— Begin Records supplied —

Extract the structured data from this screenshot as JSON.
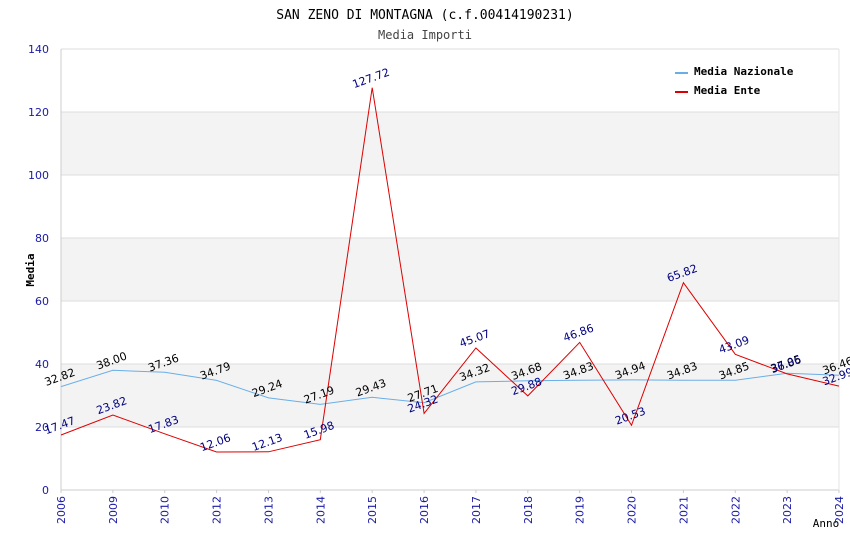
{
  "chart_data": {
    "type": "line",
    "title": "SAN ZENO DI MONTAGNA (c.f.00414190231)",
    "subtitle": "Media Importi",
    "xlabel": "Anno",
    "ylabel": "Media",
    "ylim": [
      0,
      140
    ],
    "yticks": [
      0,
      20,
      40,
      60,
      80,
      100,
      120,
      140
    ],
    "categories": [
      "2006",
      "2009",
      "2010",
      "2012",
      "2013",
      "2014",
      "2015",
      "2016",
      "2017",
      "2018",
      "2019",
      "2020",
      "2021",
      "2022",
      "2023",
      "2024"
    ],
    "series": [
      {
        "name": "Media Nazionale",
        "color": "#6aaee8",
        "label_color": "#000000",
        "values": [
          32.82,
          38.0,
          37.36,
          34.79,
          29.24,
          27.19,
          29.43,
          27.71,
          34.32,
          34.68,
          34.83,
          34.94,
          34.83,
          34.85,
          37.05,
          36.46
        ],
        "labels": [
          "32.82",
          "38.00",
          "37.36",
          "34.79",
          "29.24",
          "27.19",
          "29.43",
          "27.71",
          "34.32",
          "34.68",
          "34.83",
          "34.94",
          "34.83",
          "34.85",
          "37.05",
          "36.46"
        ]
      },
      {
        "name": "Media Ente",
        "color": "#dd0000",
        "label_color": "#000080",
        "values": [
          17.47,
          23.82,
          17.83,
          12.06,
          12.13,
          15.98,
          127.72,
          24.32,
          45.07,
          29.88,
          46.86,
          20.53,
          65.82,
          43.09,
          36.86,
          32.99
        ],
        "labels": [
          "17.47",
          "23.82",
          "17.83",
          "12.06",
          "12.13",
          "15.98",
          "127.72",
          "24.32",
          "45.07",
          "29.88",
          "46.86",
          "20.53",
          "65.82",
          "43.09",
          "36.86",
          "32.99"
        ]
      }
    ],
    "legend_position": "top-right",
    "grid": true
  }
}
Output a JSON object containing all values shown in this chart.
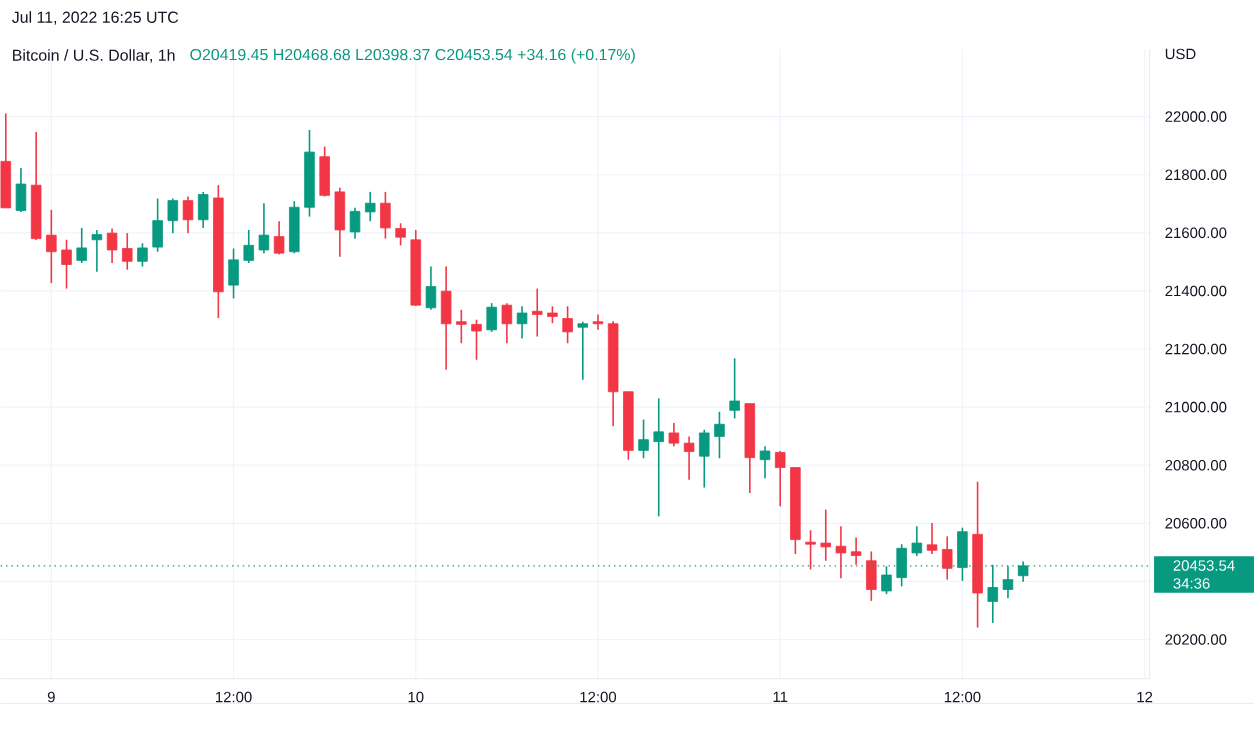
{
  "chart_data": {
    "type": "candlestick",
    "title": "Bitcoin / U.S. Dollar, 1h",
    "subtitle": "O20419.45 H20468.68 L20398.37 C20453.54 +34.16 (+0.17%)",
    "ylabel": "USD",
    "annotations": [
      "Jul 11, 2022 16:25 UTC",
      "34:36"
    ],
    "x": [
      "2022-07-08T21:00",
      "2022-07-08T22:00",
      "2022-07-08T23:00",
      "2022-07-09T00:00",
      "2022-07-09T01:00",
      "2022-07-09T02:00",
      "2022-07-09T03:00",
      "2022-07-09T04:00",
      "2022-07-09T05:00",
      "2022-07-09T06:00",
      "2022-07-09T07:00",
      "2022-07-09T08:00",
      "2022-07-09T09:00",
      "2022-07-09T10:00",
      "2022-07-09T11:00",
      "2022-07-09T12:00",
      "2022-07-09T13:00",
      "2022-07-09T14:00",
      "2022-07-09T15:00",
      "2022-07-09T16:00",
      "2022-07-09T17:00",
      "2022-07-09T18:00",
      "2022-07-09T19:00",
      "2022-07-09T20:00",
      "2022-07-09T21:00",
      "2022-07-09T22:00",
      "2022-07-09T23:00",
      "2022-07-10T00:00",
      "2022-07-10T01:00",
      "2022-07-10T02:00",
      "2022-07-10T03:00",
      "2022-07-10T04:00",
      "2022-07-10T05:00",
      "2022-07-10T06:00",
      "2022-07-10T07:00",
      "2022-07-10T08:00",
      "2022-07-10T09:00",
      "2022-07-10T10:00",
      "2022-07-10T11:00",
      "2022-07-10T12:00",
      "2022-07-10T13:00",
      "2022-07-10T14:00",
      "2022-07-10T15:00",
      "2022-07-10T16:00",
      "2022-07-10T17:00",
      "2022-07-10T18:00",
      "2022-07-10T19:00",
      "2022-07-10T20:00",
      "2022-07-10T21:00",
      "2022-07-10T22:00",
      "2022-07-10T23:00",
      "2022-07-11T00:00",
      "2022-07-11T01:00",
      "2022-07-11T02:00",
      "2022-07-11T03:00",
      "2022-07-11T04:00",
      "2022-07-11T05:00",
      "2022-07-11T06:00",
      "2022-07-11T07:00",
      "2022-07-11T08:00",
      "2022-07-11T09:00",
      "2022-07-11T10:00",
      "2022-07-11T11:00",
      "2022-07-11T12:00",
      "2022-07-11T13:00",
      "2022-07-11T14:00",
      "2022-07-11T15:00",
      "2022-07-11T16:00"
    ],
    "ohlc": [
      [
        21846,
        22011,
        21686,
        21686
      ],
      [
        21677,
        21823,
        21672,
        21768
      ],
      [
        21764,
        21947,
        21575,
        21580
      ],
      [
        21592,
        21679,
        21427,
        21535
      ],
      [
        21541,
        21576,
        21408,
        21491
      ],
      [
        21505,
        21617,
        21496,
        21548
      ],
      [
        21576,
        21610,
        21466,
        21594
      ],
      [
        21599,
        21615,
        21496,
        21541
      ],
      [
        21546,
        21599,
        21473,
        21502
      ],
      [
        21502,
        21564,
        21484,
        21548
      ],
      [
        21551,
        21718,
        21535,
        21642
      ],
      [
        21642,
        21718,
        21599,
        21711
      ],
      [
        21711,
        21725,
        21599,
        21645
      ],
      [
        21645,
        21741,
        21617,
        21732
      ],
      [
        21720,
        21764,
        21307,
        21397
      ],
      [
        21420,
        21546,
        21374,
        21507
      ],
      [
        21505,
        21610,
        21496,
        21557
      ],
      [
        21541,
        21702,
        21530,
        21592
      ],
      [
        21587,
        21640,
        21525,
        21530
      ],
      [
        21535,
        21709,
        21530,
        21688
      ],
      [
        21688,
        21954,
        21656,
        21878
      ],
      [
        21862,
        21897,
        21725,
        21729
      ],
      [
        21741,
        21755,
        21518,
        21610
      ],
      [
        21603,
        21686,
        21580,
        21674
      ],
      [
        21672,
        21741,
        21640,
        21702
      ],
      [
        21702,
        21741,
        21580,
        21617
      ],
      [
        21615,
        21633,
        21557,
        21585
      ],
      [
        21576,
        21610,
        21349,
        21351
      ],
      [
        21342,
        21484,
        21335,
        21415
      ],
      [
        21399,
        21484,
        21129,
        21287
      ],
      [
        21294,
        21335,
        21220,
        21285
      ],
      [
        21285,
        21301,
        21163,
        21262
      ],
      [
        21266,
        21358,
        21259,
        21344
      ],
      [
        21351,
        21358,
        21220,
        21287
      ],
      [
        21287,
        21347,
        21236,
        21324
      ],
      [
        21330,
        21408,
        21243,
        21319
      ],
      [
        21324,
        21347,
        21289,
        21312
      ],
      [
        21305,
        21347,
        21220,
        21259
      ],
      [
        21275,
        21294,
        21094,
        21287
      ],
      [
        21294,
        21319,
        21266,
        21287
      ],
      [
        21287,
        21296,
        20934,
        21053
      ],
      [
        21053,
        21053,
        20819,
        20851
      ],
      [
        20851,
        20957,
        20824,
        20888
      ],
      [
        20881,
        21030,
        20624,
        20915
      ],
      [
        20911,
        20945,
        20865,
        20876
      ],
      [
        20876,
        20899,
        20750,
        20847
      ],
      [
        20831,
        20922,
        20723,
        20911
      ],
      [
        20899,
        20984,
        20824,
        20941
      ],
      [
        20989,
        21168,
        20961,
        21021
      ],
      [
        21012,
        21012,
        20704,
        20826
      ],
      [
        20819,
        20865,
        20755,
        20849
      ],
      [
        20844,
        20849,
        20659,
        20792
      ],
      [
        20792,
        20792,
        20494,
        20544
      ],
      [
        20535,
        20576,
        20441,
        20528
      ],
      [
        20532,
        20647,
        20471,
        20519
      ],
      [
        20521,
        20590,
        20411,
        20498
      ],
      [
        20502,
        20551,
        20457,
        20489
      ],
      [
        20471,
        20503,
        20333,
        20372
      ],
      [
        20367,
        20452,
        20356,
        20422
      ],
      [
        20413,
        20528,
        20383,
        20514
      ],
      [
        20498,
        20590,
        20487,
        20532
      ],
      [
        20526,
        20601,
        20494,
        20507
      ],
      [
        20510,
        20555,
        20406,
        20445
      ],
      [
        20448,
        20585,
        20402,
        20571
      ],
      [
        20562,
        20743,
        20241,
        20360
      ],
      [
        20331,
        20457,
        20257,
        20379
      ],
      [
        20372,
        20452,
        20342,
        20406
      ],
      [
        20419.45,
        20468.68,
        20398.37,
        20453.54
      ]
    ],
    "colors": [
      "#f23645",
      "#089981",
      "#f23645",
      "#f23645",
      "#f23645",
      "#089981",
      "#089981",
      "#f23645",
      "#f23645",
      "#089981",
      "#089981",
      "#089981",
      "#f23645",
      "#089981",
      "#f23645",
      "#089981",
      "#089981",
      "#089981",
      "#f23645",
      "#089981",
      "#089981",
      "#f23645",
      "#f23645",
      "#089981",
      "#089981",
      "#f23645",
      "#f23645",
      "#f23645",
      "#089981",
      "#f23645",
      "#f23645",
      "#f23645",
      "#089981",
      "#f23645",
      "#089981",
      "#f23645",
      "#f23645",
      "#f23645",
      "#089981",
      "#f23645",
      "#f23645",
      "#f23645",
      "#089981",
      "#089981",
      "#f23645",
      "#f23645",
      "#089981",
      "#089981",
      "#089981",
      "#f23645",
      "#089981",
      "#f23645",
      "#f23645",
      "#f23645",
      "#f23645",
      "#f23645",
      "#f23645",
      "#f23645",
      "#089981",
      "#089981",
      "#089981",
      "#f23645",
      "#f23645",
      "#089981",
      "#f23645",
      "#089981",
      "#089981",
      "#089981"
    ],
    "xlim": [
      "2022-07-08T20:40",
      "2022-07-12T00:20"
    ],
    "xticks": [
      {
        "value": "2022-07-09T00:00",
        "label": "9"
      },
      {
        "value": "2022-07-09T12:00",
        "label": "12:00"
      },
      {
        "value": "2022-07-10T00:00",
        "label": "10"
      },
      {
        "value": "2022-07-10T12:00",
        "label": "12:00"
      },
      {
        "value": "2022-07-11T00:00",
        "label": "11"
      },
      {
        "value": "2022-07-11T12:00",
        "label": "12:00"
      },
      {
        "value": "2022-07-12T00:00",
        "label": "12"
      }
    ],
    "ylim": [
      20065,
      22232
    ],
    "yticks": [
      {
        "value": 20200,
        "label": "20200.00"
      },
      {
        "value": 20400,
        "label": null
      },
      {
        "value": 20600,
        "label": "20600.00"
      },
      {
        "value": 20800,
        "label": "20800.00"
      },
      {
        "value": 21000,
        "label": "21000.00"
      },
      {
        "value": 21200,
        "label": "21200.00"
      },
      {
        "value": 21400,
        "label": "21400.00"
      },
      {
        "value": 21600,
        "label": "21600.00"
      },
      {
        "value": 21800,
        "label": "21800.00"
      },
      {
        "value": 22000,
        "label": "22000.00"
      }
    ],
    "grid": true,
    "ref_lines": [
      {
        "axis": "y",
        "value": 20453.54,
        "label": "20453.54",
        "color": "#089981",
        "line_style": "dotted"
      }
    ]
  }
}
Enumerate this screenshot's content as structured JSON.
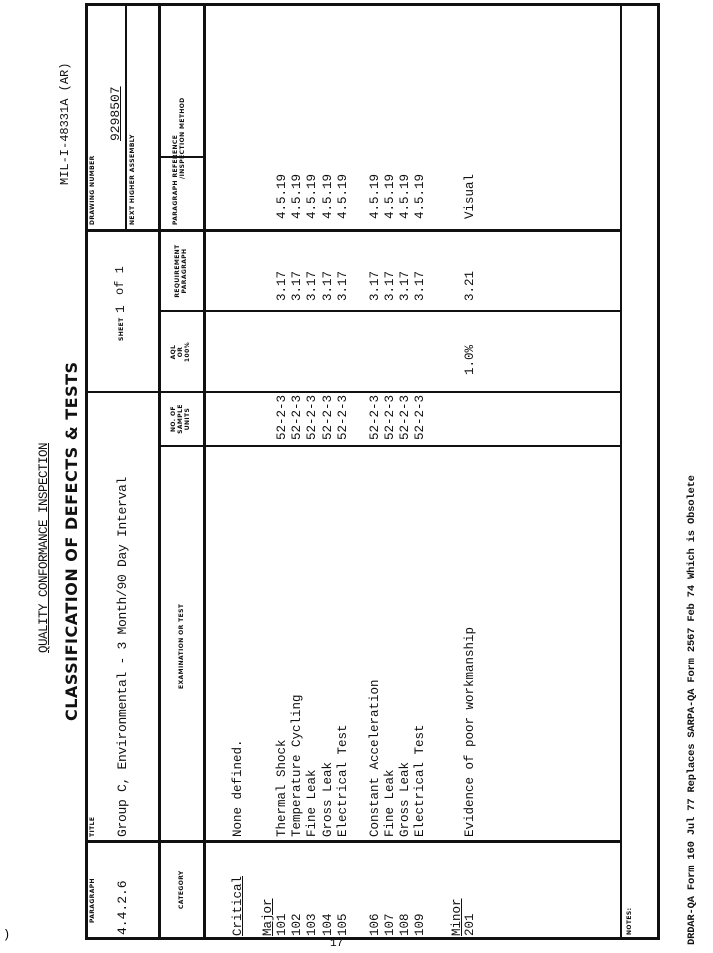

— End Records supplied —

Given exercise
Which lines contain "this"? Copy each of them out.

Correct output
Extract the structured data from this screenshot as JSON.
Output a JSON object containing all values shown in this chart.
Enumerate this screenshot's content as structured JSON.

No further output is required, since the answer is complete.